From the line containing "Convert this screenshot" through the last line of the material, copy every line exactly, both ends inclusive; do not copy pictures.

▬▬▬▬▬▬

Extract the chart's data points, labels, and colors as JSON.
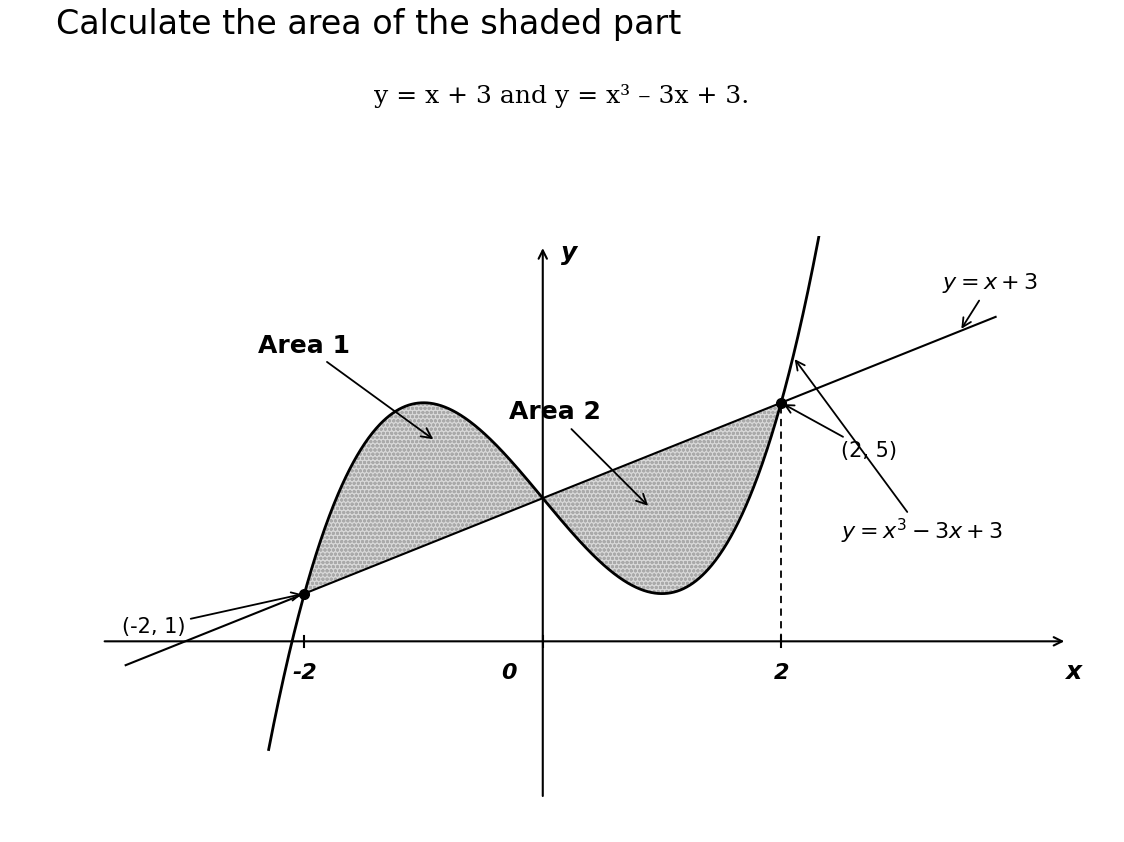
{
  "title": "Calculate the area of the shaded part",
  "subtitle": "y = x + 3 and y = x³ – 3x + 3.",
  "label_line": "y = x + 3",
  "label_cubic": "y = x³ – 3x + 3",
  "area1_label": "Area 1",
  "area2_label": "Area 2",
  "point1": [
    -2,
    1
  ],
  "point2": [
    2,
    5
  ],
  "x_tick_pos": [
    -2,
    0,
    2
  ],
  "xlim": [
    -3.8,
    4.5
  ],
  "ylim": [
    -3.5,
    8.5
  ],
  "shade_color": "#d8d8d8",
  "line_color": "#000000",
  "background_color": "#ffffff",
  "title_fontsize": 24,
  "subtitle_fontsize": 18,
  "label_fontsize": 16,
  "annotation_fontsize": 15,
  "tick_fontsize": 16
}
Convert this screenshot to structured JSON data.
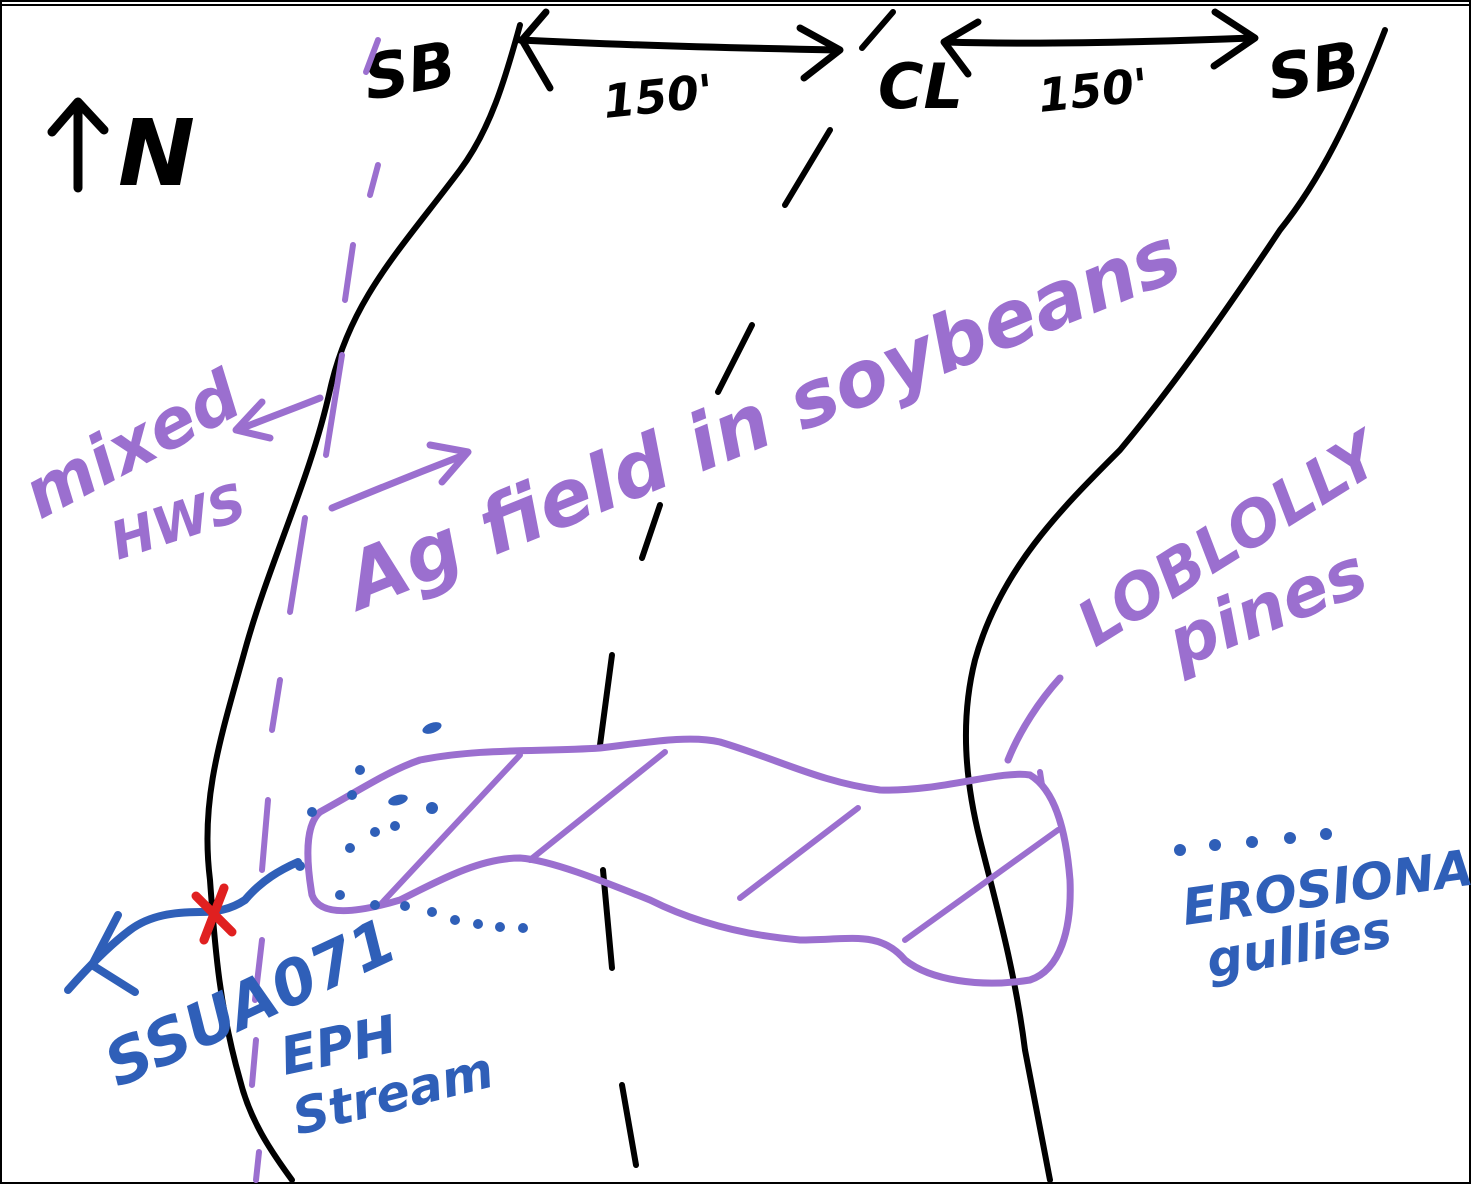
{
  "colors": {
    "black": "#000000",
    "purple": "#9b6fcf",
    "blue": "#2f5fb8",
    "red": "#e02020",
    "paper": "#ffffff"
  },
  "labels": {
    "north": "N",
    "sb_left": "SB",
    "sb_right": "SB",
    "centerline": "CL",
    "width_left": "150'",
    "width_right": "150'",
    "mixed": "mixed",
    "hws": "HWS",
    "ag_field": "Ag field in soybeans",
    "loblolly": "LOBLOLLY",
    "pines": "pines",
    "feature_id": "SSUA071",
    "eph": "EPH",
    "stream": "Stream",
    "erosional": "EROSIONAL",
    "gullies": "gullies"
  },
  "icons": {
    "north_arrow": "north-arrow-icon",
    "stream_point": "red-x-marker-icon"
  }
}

▬▬▬▬▬▬

### TASK RESPONSE:
Convert this screenshot to structured JSON data.
{
  "colors": {
    "black": "#000000",
    "purple": "#9b6fcf",
    "blue": "#2f5fb8",
    "red": "#e02020",
    "paper": "#ffffff"
  },
  "labels": {
    "north": "N",
    "sb_left": "SB",
    "sb_right": "SB",
    "centerline": "CL",
    "width_left": "150'",
    "width_right": "150'",
    "mixed": "mixed",
    "hws": "HWS",
    "ag_field": "Ag field in soybeans",
    "loblolly": "LOBLOLLY",
    "pines": "pines",
    "feature_id": "SSUA071",
    "eph": "EPH",
    "stream": "Stream",
    "erosional": "EROSIONAL",
    "gullies": "gullies"
  },
  "icons": {
    "north_arrow": "north-arrow-icon",
    "stream_point": "red-x-marker-icon"
  }
}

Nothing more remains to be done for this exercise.